STATED EXERCISE: Echo the material word for word, from its first line through the line that contains "Text: 13213: 13213 <box>306 113 335 122</box>", including both.

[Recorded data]
·····
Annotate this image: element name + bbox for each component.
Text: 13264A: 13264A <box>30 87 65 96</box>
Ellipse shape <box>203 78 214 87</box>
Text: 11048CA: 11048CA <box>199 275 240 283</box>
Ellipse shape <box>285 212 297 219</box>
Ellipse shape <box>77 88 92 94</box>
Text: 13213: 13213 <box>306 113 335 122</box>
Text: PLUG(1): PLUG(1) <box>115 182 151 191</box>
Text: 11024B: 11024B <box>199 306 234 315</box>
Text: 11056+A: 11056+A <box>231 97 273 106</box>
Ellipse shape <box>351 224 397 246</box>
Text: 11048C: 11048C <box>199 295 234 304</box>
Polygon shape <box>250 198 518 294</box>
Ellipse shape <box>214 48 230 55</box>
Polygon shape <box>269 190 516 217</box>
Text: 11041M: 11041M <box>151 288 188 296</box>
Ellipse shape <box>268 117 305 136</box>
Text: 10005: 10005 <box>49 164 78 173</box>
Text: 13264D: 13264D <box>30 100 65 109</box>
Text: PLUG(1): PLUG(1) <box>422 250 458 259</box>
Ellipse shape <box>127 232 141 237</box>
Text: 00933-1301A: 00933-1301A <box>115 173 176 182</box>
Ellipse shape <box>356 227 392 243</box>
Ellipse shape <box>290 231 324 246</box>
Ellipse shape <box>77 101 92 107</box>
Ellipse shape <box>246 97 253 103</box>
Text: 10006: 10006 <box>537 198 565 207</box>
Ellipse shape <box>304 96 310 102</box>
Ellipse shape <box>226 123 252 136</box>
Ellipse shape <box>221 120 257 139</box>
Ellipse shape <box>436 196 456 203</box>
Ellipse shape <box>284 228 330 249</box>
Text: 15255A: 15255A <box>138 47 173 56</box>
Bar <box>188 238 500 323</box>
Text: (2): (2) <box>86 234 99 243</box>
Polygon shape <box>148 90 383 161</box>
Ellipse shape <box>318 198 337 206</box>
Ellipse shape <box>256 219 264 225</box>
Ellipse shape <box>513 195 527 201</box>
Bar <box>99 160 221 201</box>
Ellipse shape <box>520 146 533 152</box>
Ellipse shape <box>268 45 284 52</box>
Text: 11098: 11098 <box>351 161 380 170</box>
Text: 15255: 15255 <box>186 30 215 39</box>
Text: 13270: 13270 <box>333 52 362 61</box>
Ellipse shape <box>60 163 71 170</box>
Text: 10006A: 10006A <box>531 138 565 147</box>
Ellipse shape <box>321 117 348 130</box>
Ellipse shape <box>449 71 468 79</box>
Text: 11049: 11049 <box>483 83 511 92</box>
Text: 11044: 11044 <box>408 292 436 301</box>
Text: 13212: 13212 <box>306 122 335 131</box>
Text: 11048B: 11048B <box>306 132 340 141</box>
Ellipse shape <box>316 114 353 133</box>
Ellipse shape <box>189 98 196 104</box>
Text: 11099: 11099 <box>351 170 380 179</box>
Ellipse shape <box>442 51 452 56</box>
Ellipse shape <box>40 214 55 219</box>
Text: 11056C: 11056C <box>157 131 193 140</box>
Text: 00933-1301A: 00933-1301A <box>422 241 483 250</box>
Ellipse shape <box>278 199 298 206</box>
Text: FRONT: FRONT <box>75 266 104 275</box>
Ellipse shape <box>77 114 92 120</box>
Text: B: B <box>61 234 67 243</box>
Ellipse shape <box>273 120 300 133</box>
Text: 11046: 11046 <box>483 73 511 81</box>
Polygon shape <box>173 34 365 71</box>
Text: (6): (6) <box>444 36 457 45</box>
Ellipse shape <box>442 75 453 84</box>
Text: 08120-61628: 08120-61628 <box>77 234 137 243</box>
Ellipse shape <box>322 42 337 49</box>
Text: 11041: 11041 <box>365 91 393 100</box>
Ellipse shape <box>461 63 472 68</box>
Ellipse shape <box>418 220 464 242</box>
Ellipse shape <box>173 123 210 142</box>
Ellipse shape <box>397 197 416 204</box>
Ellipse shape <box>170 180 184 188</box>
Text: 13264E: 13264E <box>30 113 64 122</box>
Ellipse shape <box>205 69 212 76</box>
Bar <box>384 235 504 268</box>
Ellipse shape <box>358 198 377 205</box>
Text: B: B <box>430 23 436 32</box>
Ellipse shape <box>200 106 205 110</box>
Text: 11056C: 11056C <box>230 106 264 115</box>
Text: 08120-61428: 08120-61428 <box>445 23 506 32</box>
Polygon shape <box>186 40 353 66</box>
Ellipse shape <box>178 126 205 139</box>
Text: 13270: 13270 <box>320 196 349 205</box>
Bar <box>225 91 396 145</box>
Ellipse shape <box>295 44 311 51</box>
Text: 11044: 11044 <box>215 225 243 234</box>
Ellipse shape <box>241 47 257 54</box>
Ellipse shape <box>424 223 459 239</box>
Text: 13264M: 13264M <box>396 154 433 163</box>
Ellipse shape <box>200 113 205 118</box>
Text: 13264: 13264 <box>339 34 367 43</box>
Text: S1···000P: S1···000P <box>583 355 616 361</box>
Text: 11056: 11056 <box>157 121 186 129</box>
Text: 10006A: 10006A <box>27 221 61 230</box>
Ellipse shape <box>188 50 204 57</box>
·····
FULL ANSWER:
Annotate this image: element name + bbox for each component.
Text: 13264A: 13264A <box>30 87 65 96</box>
Ellipse shape <box>203 78 214 87</box>
Text: 11048CA: 11048CA <box>199 275 240 283</box>
Ellipse shape <box>285 212 297 219</box>
Ellipse shape <box>77 88 92 94</box>
Text: 13213: 13213 <box>306 113 335 122</box>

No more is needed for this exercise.